--- WRITTEN PROBLEM ---
Every record should be written out exactly, with the pictures left out.

--- RECORDS FOR PROCESSING ---
▽

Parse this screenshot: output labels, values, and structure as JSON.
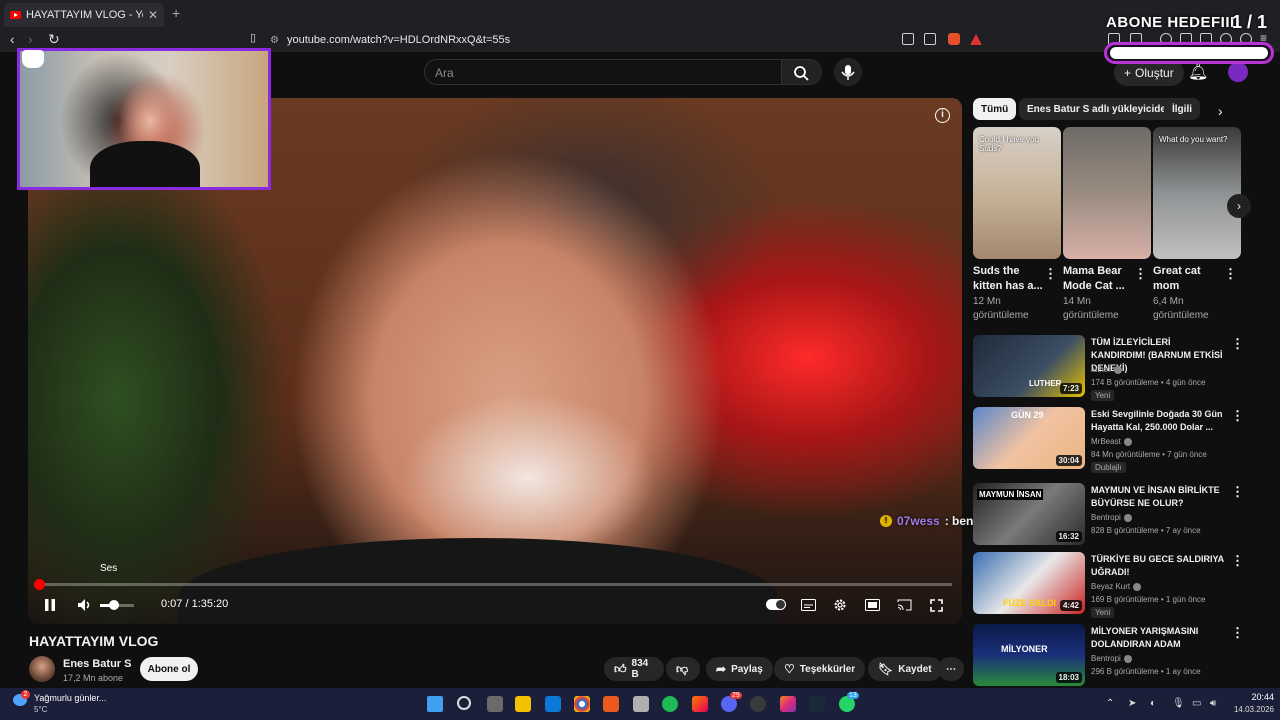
{
  "browser": {
    "tab_title": "HAYATTAYIM VLOG - YouTube",
    "url": "youtube.com/watch?v=HDLOrdNRxxQ&t=55s"
  },
  "overlay": {
    "abone_label": "ABONE HEDEFIII",
    "abone_count": "1 / 1",
    "abone_progress": 1.0,
    "chat_user": "07wess",
    "chat_message": ": bende öyle",
    "accent": "#8a2be2"
  },
  "header": {
    "search_placeholder": "Ara",
    "create_label": "Oluştur"
  },
  "player": {
    "tooltip": "Ses",
    "time": "0:07 / 1:35:20",
    "played_fraction": 0.0012,
    "volume_fraction": 0.4
  },
  "video": {
    "title": "HAYATTAYIM VLOG",
    "channel": "Enes Batur S",
    "subscribers": "17,2 Mn abone",
    "subscribe_label": "Abone ol",
    "likes": "834 B",
    "share_label": "Paylaş",
    "thanks_label": "Teşekkürler",
    "save_label": "Kaydet"
  },
  "sidebar": {
    "chips": [
      "Tümü",
      "Enes Batur S adlı yükleyiciden",
      "İlgili"
    ],
    "shorts": [
      {
        "title": "Suds the kitten has a...",
        "views": "12 Mn görüntüleme",
        "caption": "Could I have you Suds?"
      },
      {
        "title": "Mama Bear Mode Cat ...",
        "views": "14 Mn görüntüleme",
        "caption": ""
      },
      {
        "title": "Great cat mom",
        "views": "6,4 Mn görüntüleme",
        "caption": "What do you want?"
      }
    ],
    "recommended": [
      {
        "title": "TÜM İZLEYİCİLERİ KANDIRDIM! (BARNUM ETKİSİ DENEYİ)",
        "channel": "luther",
        "meta": "174 B görüntüleme • 4 gün önce",
        "badge": "Yeni",
        "duration": "7:23",
        "thumb_text": "LUTHER"
      },
      {
        "title": "Eski Sevgilinle Doğada 30 Gün Hayatta Kal, 250.000 Dolar ...",
        "channel": "MrBeast",
        "meta": "84 Mn görüntüleme • 7 gün önce",
        "badge": "Dublajlı",
        "duration": "30:04",
        "thumb_text": "GÜN 29"
      },
      {
        "title": "MAYMUN VE İNSAN BİRLİKTE BÜYÜRSE NE OLUR?",
        "channel": "Bentropi",
        "meta": "828 B görüntüleme • 7 ay önce",
        "badge": "",
        "duration": "16:32",
        "thumb_text": "MAYMUN İNSAN"
      },
      {
        "title": "TÜRKİYE BU GECE SALDIRIYA UĞRADI!",
        "channel": "Beyaz Kurt",
        "meta": "169 B görüntüleme • 1 gün önce",
        "badge": "Yeni",
        "duration": "4:42",
        "thumb_text": "FÜZE SALDI"
      },
      {
        "title": "MİLYONER YARIŞMASINI DOLANDIRAN ADAM",
        "channel": "Bentropi",
        "meta": "296 B görüntüleme • 1 ay önce",
        "badge": "",
        "duration": "18:03",
        "thumb_text": "MİLYONER"
      }
    ]
  },
  "taskbar": {
    "weather": "Yağmurlu günler...",
    "temp": "5°C",
    "weather_badge": "2",
    "time": "20:44",
    "date": "14.03.2026",
    "steam_badge": "13",
    "discord_badge": "29"
  }
}
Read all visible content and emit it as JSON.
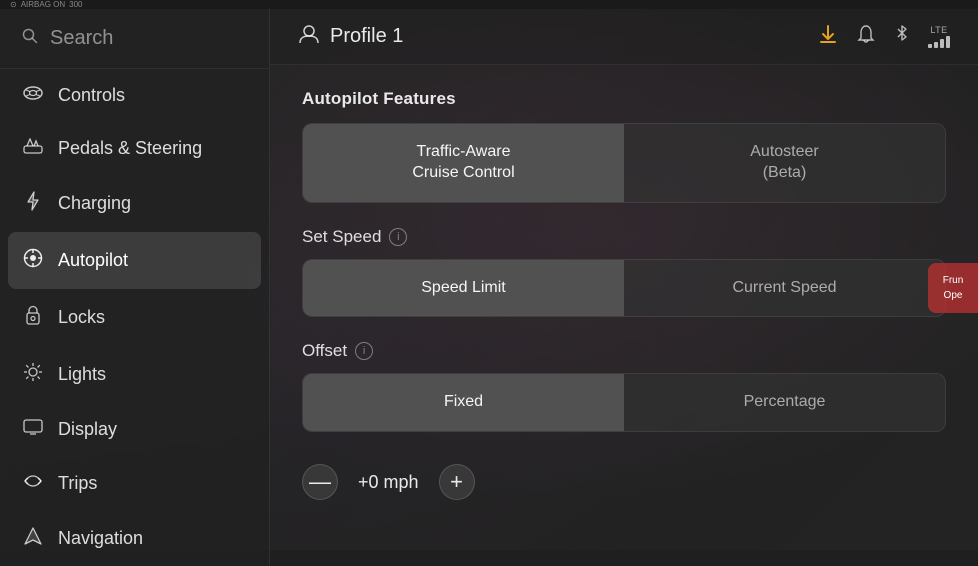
{
  "topbar": {
    "airbag_label": "AIRBAG ON",
    "speed": "300"
  },
  "sidebar": {
    "search": {
      "label": "Search"
    },
    "items": [
      {
        "id": "controls",
        "label": "Controls",
        "icon": "⊙"
      },
      {
        "id": "pedals",
        "label": "Pedals & Steering",
        "icon": "🚗"
      },
      {
        "id": "charging",
        "label": "Charging",
        "icon": "⚡"
      },
      {
        "id": "autopilot",
        "label": "Autopilot",
        "icon": "🎯",
        "active": true
      },
      {
        "id": "locks",
        "label": "Locks",
        "icon": "🔒"
      },
      {
        "id": "lights",
        "label": "Lights",
        "icon": "☼"
      },
      {
        "id": "display",
        "label": "Display",
        "icon": "▭"
      },
      {
        "id": "trips",
        "label": "Trips",
        "icon": "⇌"
      },
      {
        "id": "navigation",
        "label": "Navigation",
        "icon": "▲"
      }
    ]
  },
  "header": {
    "profile_icon": "👤",
    "profile_name": "Profile 1",
    "download_icon": "⬇",
    "bell_icon": "🔔",
    "bluetooth_icon": "✱",
    "lte_label": "LTE"
  },
  "content": {
    "autopilot_section": {
      "title": "Autopilot Features",
      "options": [
        {
          "id": "tacc",
          "label": "Traffic-Aware\nCruise Control",
          "selected": true
        },
        {
          "id": "autosteer",
          "label": "Autosteer\n(Beta)",
          "selected": false
        }
      ]
    },
    "set_speed": {
      "label": "Set Speed",
      "options": [
        {
          "id": "speed_limit",
          "label": "Speed Limit",
          "selected": true
        },
        {
          "id": "current_speed",
          "label": "Current Speed",
          "selected": false
        }
      ]
    },
    "offset": {
      "label": "Offset",
      "options": [
        {
          "id": "fixed",
          "label": "Fixed",
          "selected": true
        },
        {
          "id": "percentage",
          "label": "Percentage",
          "selected": false
        }
      ]
    },
    "speed_value": {
      "minus": "—",
      "value": "+0 mph",
      "plus": "+"
    }
  },
  "right_panel": {
    "line1": "Frun",
    "line2": "Ope"
  }
}
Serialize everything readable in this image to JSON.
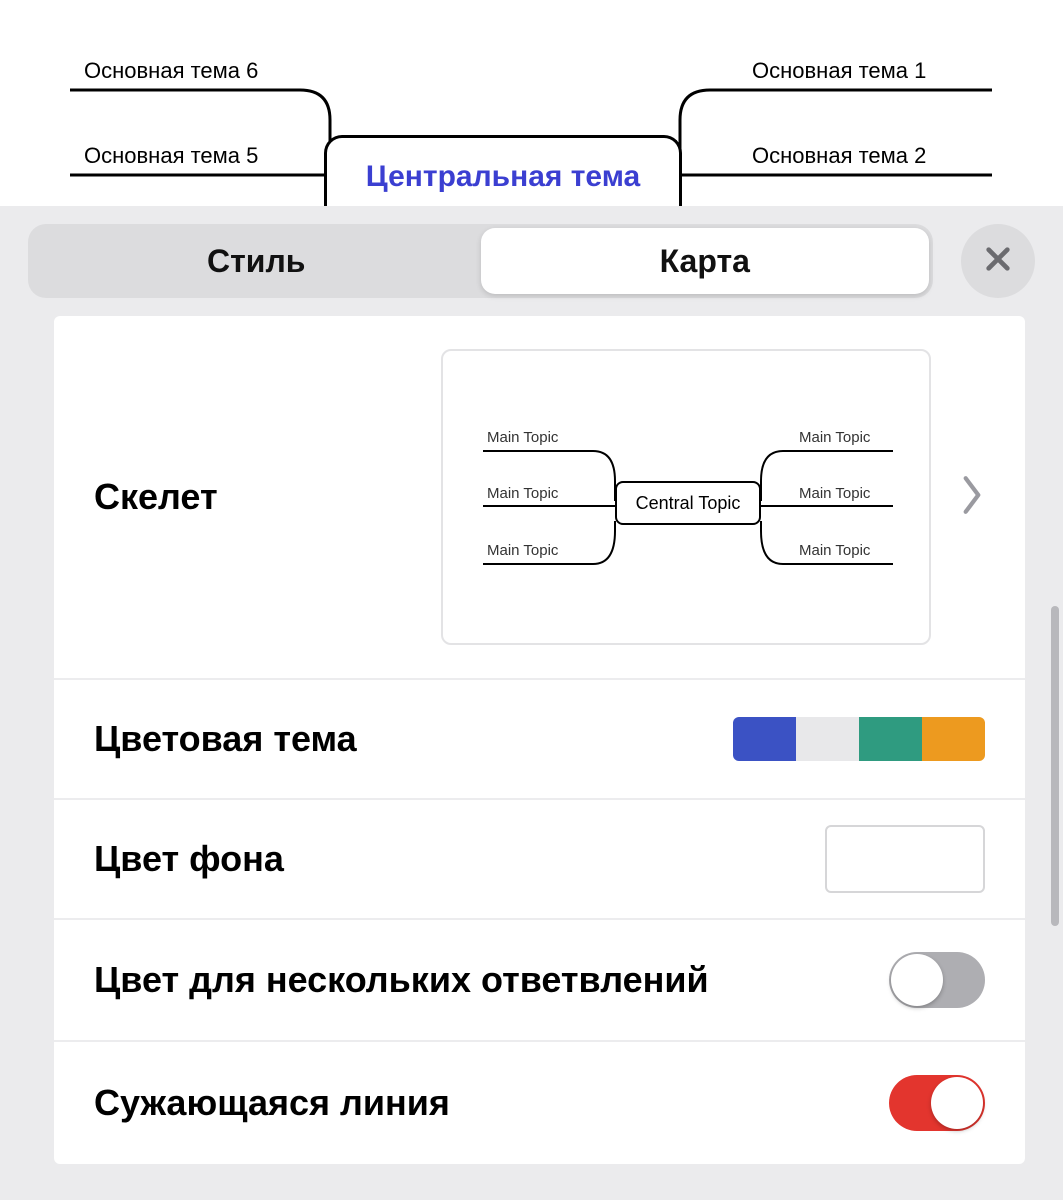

△

--- WRITTEN RESPONSE ---
Parse this screenshot: output labels, values, and structure as JSON.
{
  "browser": {
    "tab_title": "HAYATTAYIM VLOG - YouTube",
    "url": "youtube.com/watch?v=HDLOrdNRxxQ&t=55s"
  },
  "overlay": {
    "abone_label": "ABONE HEDEFIII",
    "abone_count": "1 / 1",
    "abone_progress": 1.0,
    "chat_user": "07wess",
    "chat_message": ": bende öyle",
    "accent": "#8a2be2"
  },
  "header": {
    "search_placeholder": "Ara",
    "create_label": "Oluştur"
  },
  "player": {
    "tooltip": "Ses",
    "time": "0:07 / 1:35:20",
    "played_fraction": 0.0012,
    "volume_fraction": 0.4
  },
  "video": {
    "title": "HAYATTAYIM VLOG",
    "channel": "Enes Batur S",
    "subscribers": "17,2 Mn abone",
    "subscribe_label": "Abone ol",
    "likes": "834 B",
    "share_label": "Paylaş",
    "thanks_label": "Teşekkürler",
    "save_label": "Kaydet"
  },
  "sidebar": {
    "chips": [
      "Tümü",
      "Enes Batur S adlı yükleyiciden",
      "İlgili"
    ],
    "shorts": [
      {
        "title": "Suds the kitten has a...",
        "views": "12 Mn görüntüleme",
        "caption": "Could I have you Suds?"
      },
      {
        "title": "Mama Bear Mode Cat ...",
        "views": "14 Mn görüntüleme",
        "caption": ""
      },
      {
        "title": "Great cat mom",
        "views": "6,4 Mn görüntüleme",
        "caption": "What do you want?"
      }
    ],
    "recommended": [
      {
        "title": "TÜM İZLEYİCİLERİ KANDIRDIM! (BARNUM ETKİSİ DENEYİ)",
        "channel": "luther",
        "meta": "174 B görüntüleme • 4 gün önce",
        "badge": "Yeni",
        "duration": "7:23",
        "thumb_text": "LUTHER"
      },
      {
        "title": "Eski Sevgilinle Doğada 30 Gün Hayatta Kal, 250.000 Dolar ...",
        "channel": "MrBeast",
        "meta": "84 Mn görüntüleme • 7 gün önce",
        "badge": "Dublajlı",
        "duration": "30:04",
        "thumb_text": "GÜN 29"
      },
      {
        "title": "MAYMUN VE İNSAN BİRLİKTE BÜYÜRSE NE OLUR?",
        "channel": "Bentropi",
        "meta": "828 B görüntüleme • 7 ay önce",
        "badge": "",
        "duration": "16:32",
        "thumb_text": "MAYMUN İNSAN"
      },
      {
        "title": "TÜRKİYE BU GECE SALDIRIYA UĞRADI!",
        "channel": "Beyaz Kurt",
        "meta": "169 B görüntüleme • 1 gün önce",
        "badge": "Yeni",
        "duration": "4:42",
        "thumb_text": "FÜZE SALDI"
      },
      {
        "title": "MİLYONER YARIŞMASINI DOLANDIRAN ADAM",
        "channel": "Bentropi",
        "meta": "296 B görüntüleme • 1 ay önce",
        "badge": "",
        "duration": "18:03",
        "thumb_text": "MİLYONER"
      }
    ]
  },
  "taskbar": {
    "weather": "Yağmurlu günler...",
    "temp": "5°C",
    "weather_badge": "2",
    "time": "20:44",
    "date": "14.03.2026",
    "steam_badge": "13",
    "discord_badge": "29"
  }
}
Read all visible content and emit it as JSON.
{
  "topbar": {
    "airbag_label": "AIRBAG ON",
    "speed": "300"
  },
  "sidebar": {
    "search": {
      "label": "Search"
    },
    "items": [
      {
        "id": "controls",
        "label": "Controls",
        "icon": "⊙"
      },
      {
        "id": "pedals",
        "label": "Pedals & Steering",
        "icon": "🚗"
      },
      {
        "id": "charging",
        "label": "Charging",
        "icon": "⚡"
      },
      {
        "id": "autopilot",
        "label": "Autopilot",
        "icon": "🎯",
        "active": true
      },
      {
        "id": "locks",
        "label": "Locks",
        "icon": "🔒"
      },
      {
        "id": "lights",
        "label": "Lights",
        "icon": "☼"
      },
      {
        "id": "display",
        "label": "Display",
        "icon": "▭"
      },
      {
        "id": "trips",
        "label": "Trips",
        "icon": "⇌"
      },
      {
        "id": "navigation",
        "label": "Navigation",
        "icon": "▲"
      }
    ]
  },
  "header": {
    "profile_icon": "👤",
    "profile_name": "Profile 1",
    "download_icon": "⬇",
    "bell_icon": "🔔",
    "bluetooth_icon": "✱",
    "lte_label": "LTE"
  },
  "content": {
    "autopilot_section": {
      "title": "Autopilot Features",
      "options": [
        {
          "id": "tacc",
          "label": "Traffic-Aware\nCruise Control",
          "selected": true
        },
        {
          "id": "autosteer",
          "label": "Autosteer\n(Beta)",
          "selected": false
        }
      ]
    },
    "set_speed": {
      "label": "Set Speed",
      "options": [
        {
          "id": "speed_limit",
          "label": "Speed Limit",
          "selected": true
        },
        {
          "id": "current_speed",
          "label": "Current Speed",
          "selected": false
        }
      ]
    },
    "offset": {
      "label": "Offset",
      "options": [
        {
          "id": "fixed",
          "label": "Fixed",
          "selected": true
        },
        {
          "id": "percentage",
          "label": "Percentage",
          "selected": false
        }
      ]
    },
    "speed_value": {
      "minus": "—",
      "value": "+0 mph",
      "plus": "+"
    }
  },
  "right_panel": {
    "line1": "Frun",
    "line2": "Ope"
  }
}
Serialize everything readable in this image to JSON.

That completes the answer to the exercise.